(What the task requires)
Report how many lines include the word "Promoción", and nothing besides that number.

---------------

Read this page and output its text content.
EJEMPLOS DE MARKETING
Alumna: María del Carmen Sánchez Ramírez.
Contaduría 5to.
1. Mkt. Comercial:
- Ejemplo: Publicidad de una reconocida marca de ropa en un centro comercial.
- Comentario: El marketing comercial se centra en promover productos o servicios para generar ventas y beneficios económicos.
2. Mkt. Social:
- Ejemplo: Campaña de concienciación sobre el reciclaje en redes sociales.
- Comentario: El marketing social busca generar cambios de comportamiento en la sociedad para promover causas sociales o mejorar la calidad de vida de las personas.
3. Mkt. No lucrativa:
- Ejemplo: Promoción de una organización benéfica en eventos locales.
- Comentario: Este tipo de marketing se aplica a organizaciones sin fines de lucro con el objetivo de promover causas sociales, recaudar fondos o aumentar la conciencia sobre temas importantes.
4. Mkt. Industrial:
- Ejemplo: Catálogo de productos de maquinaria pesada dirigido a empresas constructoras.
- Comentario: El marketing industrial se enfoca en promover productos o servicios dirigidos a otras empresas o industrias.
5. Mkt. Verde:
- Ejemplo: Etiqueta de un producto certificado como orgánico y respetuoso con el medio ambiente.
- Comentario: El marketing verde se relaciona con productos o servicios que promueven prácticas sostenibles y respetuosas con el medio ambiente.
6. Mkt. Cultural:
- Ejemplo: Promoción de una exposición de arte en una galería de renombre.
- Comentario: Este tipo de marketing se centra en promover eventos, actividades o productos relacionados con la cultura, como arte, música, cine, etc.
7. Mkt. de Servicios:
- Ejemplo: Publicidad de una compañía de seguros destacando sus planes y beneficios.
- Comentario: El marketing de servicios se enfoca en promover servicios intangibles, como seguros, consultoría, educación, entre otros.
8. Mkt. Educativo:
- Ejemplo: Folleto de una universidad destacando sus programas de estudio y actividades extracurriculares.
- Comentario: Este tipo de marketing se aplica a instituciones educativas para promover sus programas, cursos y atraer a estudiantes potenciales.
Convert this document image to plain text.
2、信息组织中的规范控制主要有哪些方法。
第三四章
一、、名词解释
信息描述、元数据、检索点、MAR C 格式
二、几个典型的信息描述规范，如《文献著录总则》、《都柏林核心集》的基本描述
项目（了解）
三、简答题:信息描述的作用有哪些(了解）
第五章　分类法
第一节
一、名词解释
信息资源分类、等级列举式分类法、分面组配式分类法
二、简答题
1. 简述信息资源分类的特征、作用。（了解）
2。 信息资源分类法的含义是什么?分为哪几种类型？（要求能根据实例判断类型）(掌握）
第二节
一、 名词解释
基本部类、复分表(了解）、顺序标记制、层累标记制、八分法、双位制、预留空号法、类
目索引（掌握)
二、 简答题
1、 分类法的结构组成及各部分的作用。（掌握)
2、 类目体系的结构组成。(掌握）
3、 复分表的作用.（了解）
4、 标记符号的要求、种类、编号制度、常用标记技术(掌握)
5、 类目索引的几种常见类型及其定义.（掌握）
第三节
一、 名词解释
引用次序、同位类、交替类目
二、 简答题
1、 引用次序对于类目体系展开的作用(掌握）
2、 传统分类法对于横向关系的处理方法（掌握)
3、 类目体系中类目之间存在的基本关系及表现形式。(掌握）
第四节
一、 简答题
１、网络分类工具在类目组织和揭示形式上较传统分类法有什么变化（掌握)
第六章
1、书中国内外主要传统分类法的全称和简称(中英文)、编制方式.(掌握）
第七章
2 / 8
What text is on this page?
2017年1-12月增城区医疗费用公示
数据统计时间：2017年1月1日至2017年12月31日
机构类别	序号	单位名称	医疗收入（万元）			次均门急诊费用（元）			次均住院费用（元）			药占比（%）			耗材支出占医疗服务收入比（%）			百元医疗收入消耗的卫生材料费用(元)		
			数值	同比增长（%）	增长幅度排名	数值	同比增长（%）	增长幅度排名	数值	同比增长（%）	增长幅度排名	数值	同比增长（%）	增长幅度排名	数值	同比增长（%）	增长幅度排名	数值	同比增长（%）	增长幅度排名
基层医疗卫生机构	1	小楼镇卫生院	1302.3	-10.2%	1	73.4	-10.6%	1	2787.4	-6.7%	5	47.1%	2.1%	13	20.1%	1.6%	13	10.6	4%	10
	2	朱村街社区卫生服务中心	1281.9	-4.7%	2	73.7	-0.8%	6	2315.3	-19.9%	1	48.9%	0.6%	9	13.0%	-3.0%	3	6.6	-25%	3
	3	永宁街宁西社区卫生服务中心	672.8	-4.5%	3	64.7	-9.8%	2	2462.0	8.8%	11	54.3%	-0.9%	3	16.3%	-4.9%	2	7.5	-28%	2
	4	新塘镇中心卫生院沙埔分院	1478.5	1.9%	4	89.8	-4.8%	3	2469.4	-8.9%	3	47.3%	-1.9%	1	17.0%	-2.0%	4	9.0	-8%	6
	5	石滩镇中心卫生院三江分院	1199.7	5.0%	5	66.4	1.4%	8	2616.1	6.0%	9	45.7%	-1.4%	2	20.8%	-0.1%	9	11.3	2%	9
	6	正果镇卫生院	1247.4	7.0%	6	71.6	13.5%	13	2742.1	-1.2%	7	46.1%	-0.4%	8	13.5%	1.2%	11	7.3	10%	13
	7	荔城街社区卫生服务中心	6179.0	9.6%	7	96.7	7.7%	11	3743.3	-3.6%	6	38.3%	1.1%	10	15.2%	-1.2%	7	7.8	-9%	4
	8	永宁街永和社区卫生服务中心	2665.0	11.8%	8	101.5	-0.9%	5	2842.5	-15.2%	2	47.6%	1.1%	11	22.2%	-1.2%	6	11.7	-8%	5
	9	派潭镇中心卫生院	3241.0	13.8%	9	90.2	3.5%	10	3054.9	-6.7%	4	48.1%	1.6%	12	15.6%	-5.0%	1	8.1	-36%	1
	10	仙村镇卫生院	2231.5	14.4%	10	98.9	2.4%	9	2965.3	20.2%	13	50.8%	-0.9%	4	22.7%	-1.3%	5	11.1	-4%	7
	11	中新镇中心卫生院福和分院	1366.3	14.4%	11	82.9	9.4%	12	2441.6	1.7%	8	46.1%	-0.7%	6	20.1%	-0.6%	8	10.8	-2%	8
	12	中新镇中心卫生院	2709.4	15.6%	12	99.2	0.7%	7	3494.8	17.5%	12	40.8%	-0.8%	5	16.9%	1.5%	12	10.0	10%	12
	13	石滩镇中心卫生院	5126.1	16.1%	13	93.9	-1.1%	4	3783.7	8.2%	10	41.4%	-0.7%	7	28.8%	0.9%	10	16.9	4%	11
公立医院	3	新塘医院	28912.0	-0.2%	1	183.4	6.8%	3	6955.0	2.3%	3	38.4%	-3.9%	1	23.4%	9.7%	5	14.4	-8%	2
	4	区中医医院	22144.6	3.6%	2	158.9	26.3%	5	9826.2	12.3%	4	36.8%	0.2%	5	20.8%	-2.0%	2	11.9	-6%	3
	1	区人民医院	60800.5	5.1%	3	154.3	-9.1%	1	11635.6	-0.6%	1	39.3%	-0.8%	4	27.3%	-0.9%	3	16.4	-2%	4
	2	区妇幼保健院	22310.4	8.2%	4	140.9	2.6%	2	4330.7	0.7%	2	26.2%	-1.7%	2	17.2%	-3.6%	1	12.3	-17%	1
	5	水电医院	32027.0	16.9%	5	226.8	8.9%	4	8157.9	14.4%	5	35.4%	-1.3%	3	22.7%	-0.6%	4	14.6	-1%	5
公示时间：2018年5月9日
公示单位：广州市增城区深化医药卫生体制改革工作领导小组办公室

---------------

(Response)
2